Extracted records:
- - - -

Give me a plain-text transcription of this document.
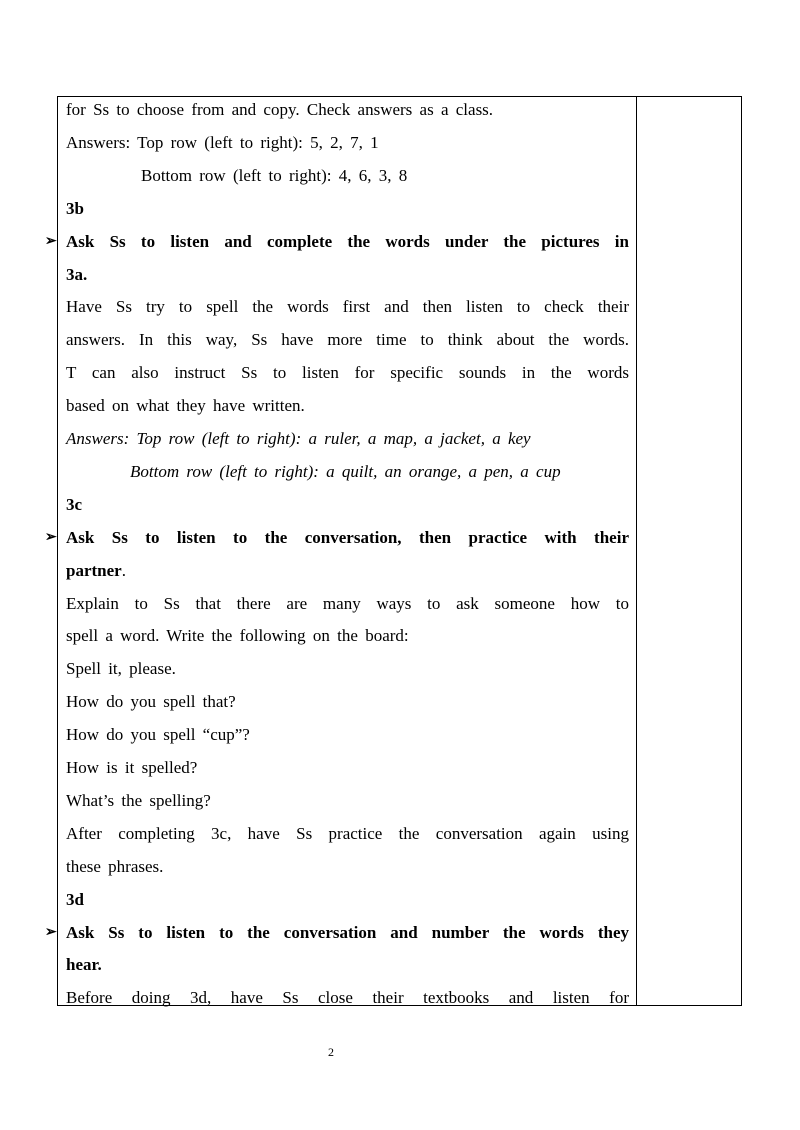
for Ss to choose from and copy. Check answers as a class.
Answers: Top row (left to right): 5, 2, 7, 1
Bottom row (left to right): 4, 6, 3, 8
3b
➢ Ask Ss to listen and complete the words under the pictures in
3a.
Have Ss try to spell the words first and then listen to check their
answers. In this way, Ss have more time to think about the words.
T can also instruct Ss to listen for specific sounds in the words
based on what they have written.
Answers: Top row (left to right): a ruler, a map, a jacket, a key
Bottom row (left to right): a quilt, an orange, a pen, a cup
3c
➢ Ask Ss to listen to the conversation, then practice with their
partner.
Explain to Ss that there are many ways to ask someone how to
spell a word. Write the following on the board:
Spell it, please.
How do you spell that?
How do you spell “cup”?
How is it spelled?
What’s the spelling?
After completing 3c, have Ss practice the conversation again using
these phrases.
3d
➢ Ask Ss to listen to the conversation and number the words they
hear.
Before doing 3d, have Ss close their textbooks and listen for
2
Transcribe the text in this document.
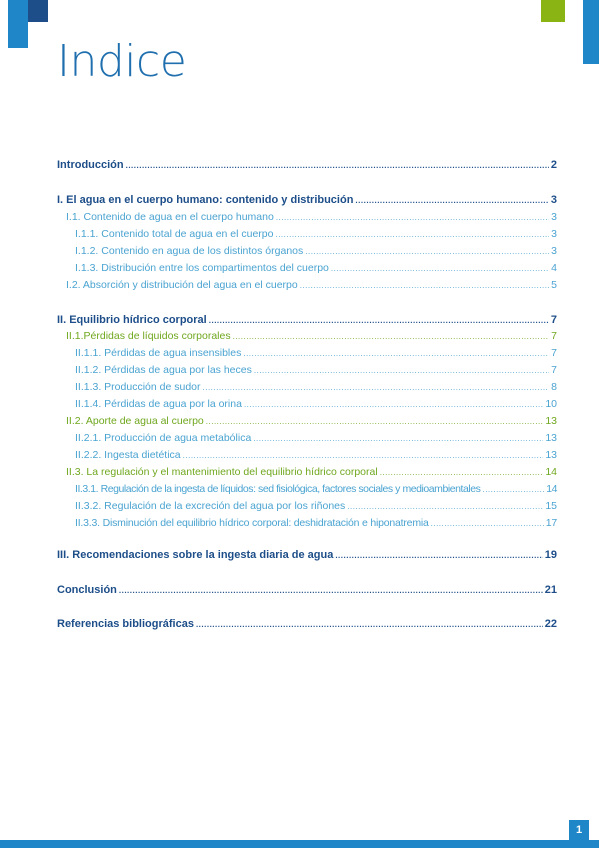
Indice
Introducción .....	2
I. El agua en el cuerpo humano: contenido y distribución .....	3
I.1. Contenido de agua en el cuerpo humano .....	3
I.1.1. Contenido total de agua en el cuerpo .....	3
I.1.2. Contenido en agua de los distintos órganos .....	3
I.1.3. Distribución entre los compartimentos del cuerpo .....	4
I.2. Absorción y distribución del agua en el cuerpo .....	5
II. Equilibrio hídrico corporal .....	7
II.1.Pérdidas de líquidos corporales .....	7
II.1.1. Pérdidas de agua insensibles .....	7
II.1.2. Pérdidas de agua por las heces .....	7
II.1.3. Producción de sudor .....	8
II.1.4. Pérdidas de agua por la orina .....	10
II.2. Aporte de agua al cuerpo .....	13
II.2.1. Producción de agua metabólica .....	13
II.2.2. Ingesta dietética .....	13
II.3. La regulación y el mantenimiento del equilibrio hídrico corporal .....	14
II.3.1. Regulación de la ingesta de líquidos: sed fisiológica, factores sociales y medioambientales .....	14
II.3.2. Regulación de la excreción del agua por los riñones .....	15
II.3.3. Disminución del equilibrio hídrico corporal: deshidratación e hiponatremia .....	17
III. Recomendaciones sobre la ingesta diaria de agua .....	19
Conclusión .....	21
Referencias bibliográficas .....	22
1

- - - -

▶ **Given request**
Filter the entries above down to the lines containing the word "this".

▶ **Finished answer**
Give me a plain-text transcription of this document.
answers. In this way, Ss have more time to think about the words.
Transcribe the text in this document.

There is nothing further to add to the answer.